=== ASSIGNMENT ===
Set down every record below exactly as written, but leave out the pictures.

╭──

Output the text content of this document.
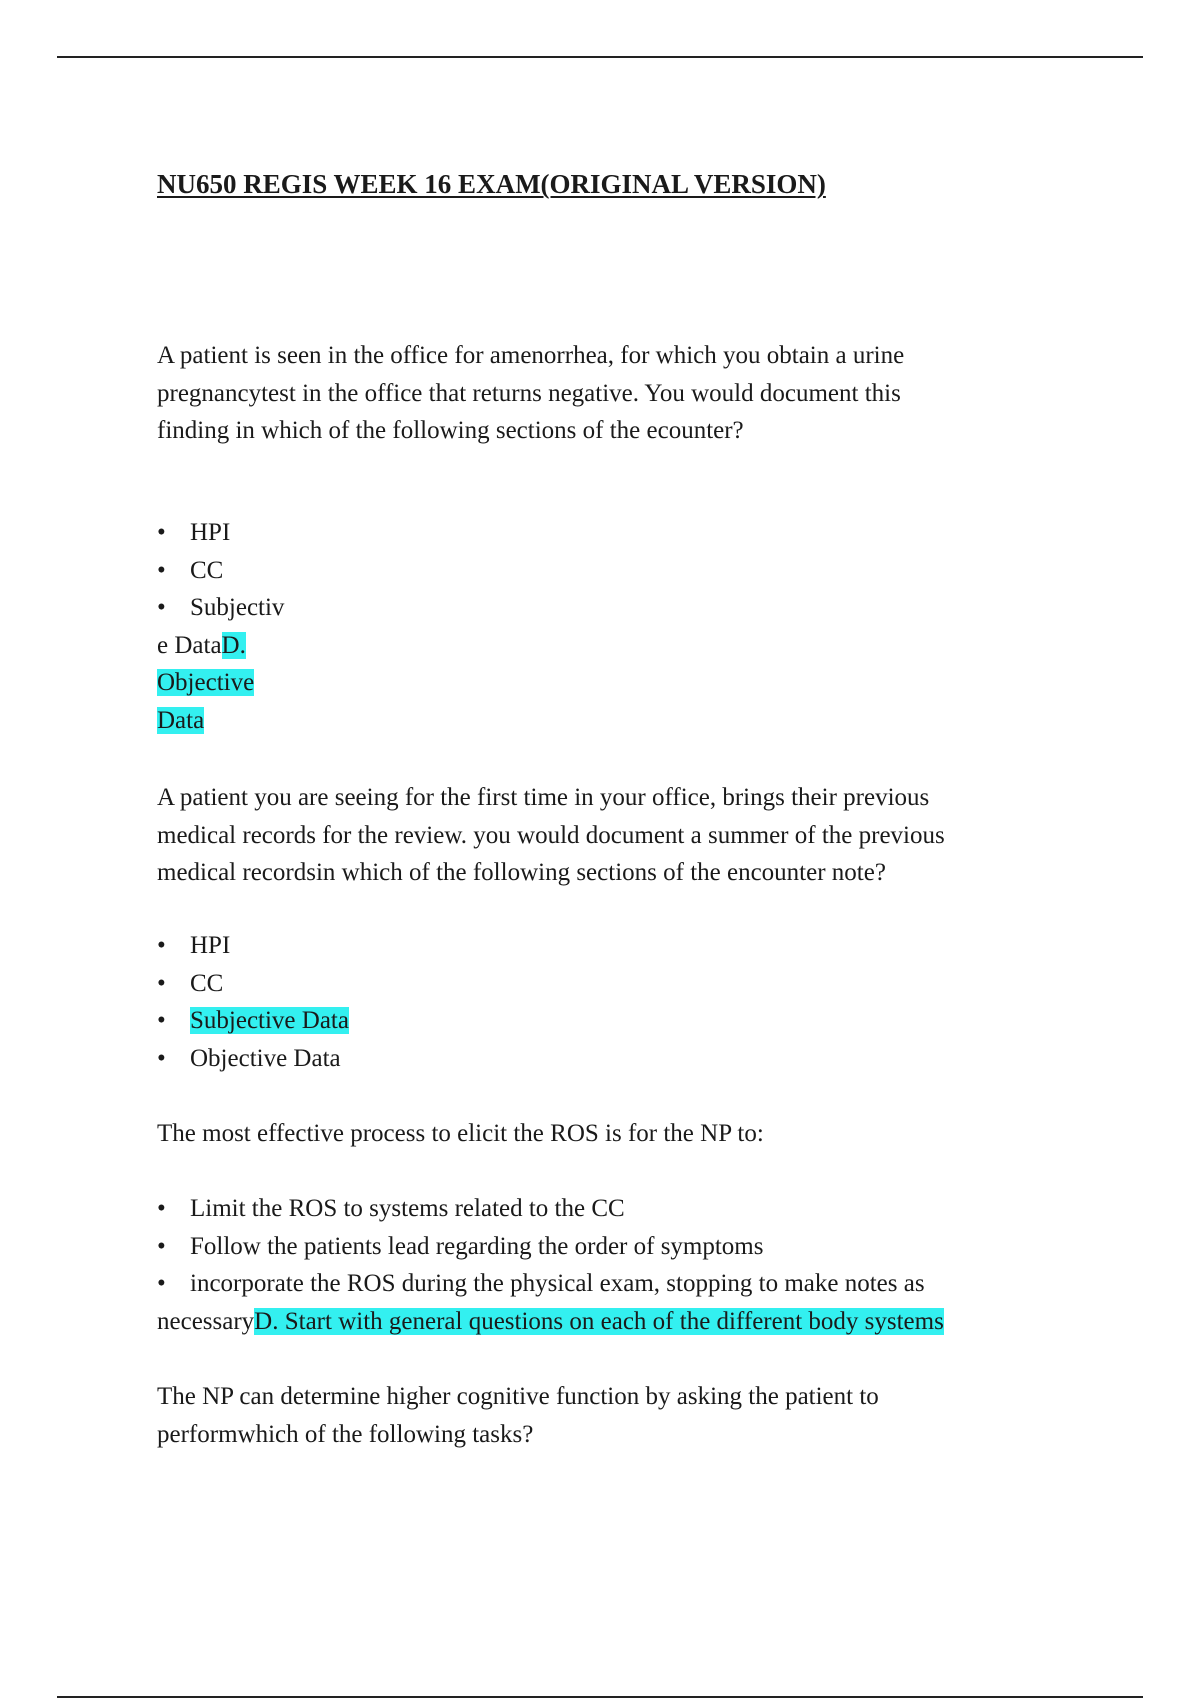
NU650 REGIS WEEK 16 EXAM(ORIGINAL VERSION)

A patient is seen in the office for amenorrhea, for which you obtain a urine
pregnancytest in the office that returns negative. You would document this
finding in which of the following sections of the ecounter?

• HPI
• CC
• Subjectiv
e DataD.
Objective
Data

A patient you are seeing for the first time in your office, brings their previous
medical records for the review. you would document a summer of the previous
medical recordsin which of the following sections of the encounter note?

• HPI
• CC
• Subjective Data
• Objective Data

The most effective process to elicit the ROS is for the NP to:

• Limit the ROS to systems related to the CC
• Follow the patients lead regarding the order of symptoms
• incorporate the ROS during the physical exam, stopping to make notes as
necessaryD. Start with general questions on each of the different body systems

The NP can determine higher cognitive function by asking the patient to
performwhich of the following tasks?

╰──

=== RESULT ===
Output the text content of this document.
NU650 REGIS WEEK 16 EXAM(ORIGINAL VERSION)

A patient is seen in the office for amenorrhea, for which you obtain a urine
pregnancytest in the office that returns negative. You would document this
finding in which of the following sections of the ecounter?

• HPI
• CC
• Subjectiv
e DataD.
Objective
Data

A patient you are seeing for the first time in your office, brings their previous
medical records for the review. you would document a summer of the previous
medical recordsin which of the following sections of the encounter note?

• HPI
• CC
• Subjective Data
• Objective Data

The most effective process to elicit the ROS is for the NP to:

• Limit the ROS to systems related to the CC
• Follow the patients lead regarding the order of symptoms
• incorporate the ROS during the physical exam, stopping to make notes as
necessaryD. Start with general questions on each of the different body systems

The NP can determine higher cognitive function by asking the patient to
performwhich of the following tasks?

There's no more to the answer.